Data records:
* * * *

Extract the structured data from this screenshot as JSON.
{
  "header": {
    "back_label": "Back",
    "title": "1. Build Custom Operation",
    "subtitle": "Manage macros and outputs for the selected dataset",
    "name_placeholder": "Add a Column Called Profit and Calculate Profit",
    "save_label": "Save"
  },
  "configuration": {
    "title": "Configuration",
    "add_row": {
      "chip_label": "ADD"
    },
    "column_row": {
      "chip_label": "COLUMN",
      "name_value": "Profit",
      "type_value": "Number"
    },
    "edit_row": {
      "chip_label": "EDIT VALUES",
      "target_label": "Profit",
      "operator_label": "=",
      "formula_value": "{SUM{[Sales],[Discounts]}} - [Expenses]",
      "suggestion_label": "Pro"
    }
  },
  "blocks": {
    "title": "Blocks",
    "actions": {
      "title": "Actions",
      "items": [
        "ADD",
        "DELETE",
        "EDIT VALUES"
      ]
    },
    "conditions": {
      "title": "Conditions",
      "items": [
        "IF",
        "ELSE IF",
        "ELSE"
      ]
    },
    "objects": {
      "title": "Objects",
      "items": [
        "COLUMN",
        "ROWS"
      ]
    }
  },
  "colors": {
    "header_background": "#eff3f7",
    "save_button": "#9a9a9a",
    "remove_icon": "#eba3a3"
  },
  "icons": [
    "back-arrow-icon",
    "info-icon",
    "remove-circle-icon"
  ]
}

* * * *

Exercise details: Print every entry exactly as it appears.

Reply:
Extract the structured data from this screenshot as JSON.
{
  "header": {
    "back_label": "Back",
    "title": "1. Build Custom Operation",
    "subtitle": "Manage macros and outputs for the selected dataset",
    "name_placeholder": "Add a Column Called Profit and Calculate Profit",
    "save_label": "Save"
  },
  "configuration": {
    "title": "Configuration",
    "add_row": {
      "chip_label": "ADD"
    },
    "column_row": {
      "chip_label": "COLUMN",
      "name_value": "Profit",
      "type_value": "Number"
    },
    "edit_row": {
      "chip_label": "EDIT VALUES",
      "target_label": "Profit",
      "operator_label": "=",
      "formula_value": "{SUM{[Sales],[Discounts]}} - [Expenses]",
      "suggestion_label": "Pro"
    }
  },
  "blocks": {
    "title": "Blocks",
    "actions": {
      "title": "Actions",
      "items": [
        "ADD",
        "DELETE",
        "EDIT VALUES"
      ]
    },
    "conditions": {
      "title": "Conditions",
      "items": [
        "IF",
        "ELSE IF",
        "ELSE"
      ]
    },
    "objects": {
      "title": "Objects",
      "items": [
        "COLUMN",
        "ROWS"
      ]
    }
  },
  "colors": {
    "header_background": "#eff3f7",
    "save_button": "#9a9a9a",
    "remove_icon": "#eba3a3"
  },
  "icons": [
    "back-arrow-icon",
    "info-icon",
    "remove-circle-icon"
  ]
}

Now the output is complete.